Identify the lines holding "покупаем" and copy them.

>>>

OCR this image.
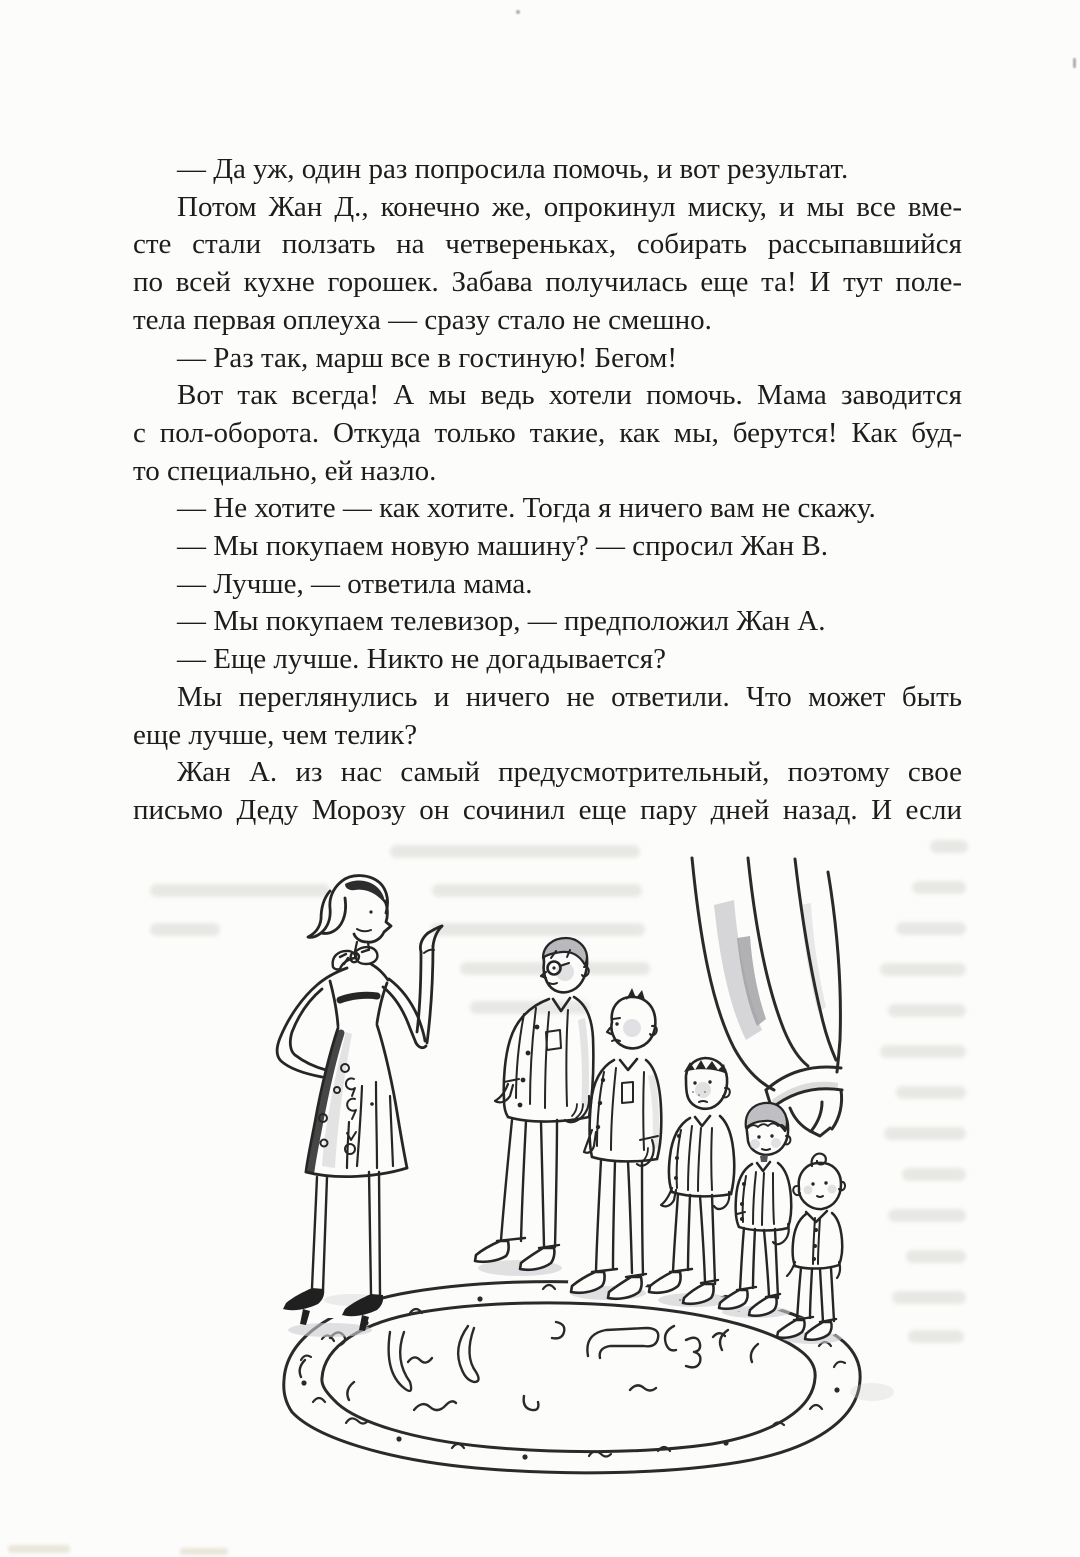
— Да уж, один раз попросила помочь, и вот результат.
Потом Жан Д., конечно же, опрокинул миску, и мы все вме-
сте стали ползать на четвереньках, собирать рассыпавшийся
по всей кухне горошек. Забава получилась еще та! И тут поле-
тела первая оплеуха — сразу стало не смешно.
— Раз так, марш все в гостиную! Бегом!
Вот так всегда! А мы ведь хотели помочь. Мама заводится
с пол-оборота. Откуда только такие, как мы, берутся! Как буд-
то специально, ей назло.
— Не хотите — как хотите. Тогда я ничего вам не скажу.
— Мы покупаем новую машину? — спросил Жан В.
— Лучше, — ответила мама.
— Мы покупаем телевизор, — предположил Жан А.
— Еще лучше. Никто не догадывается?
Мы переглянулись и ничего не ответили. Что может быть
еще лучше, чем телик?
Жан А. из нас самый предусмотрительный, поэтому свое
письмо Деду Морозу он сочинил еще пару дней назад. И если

<<<

• [Solution]
— Мы покупаем новую машину? — спросил Жан В.
— Мы покупаем телевизор, — предположил Жан А.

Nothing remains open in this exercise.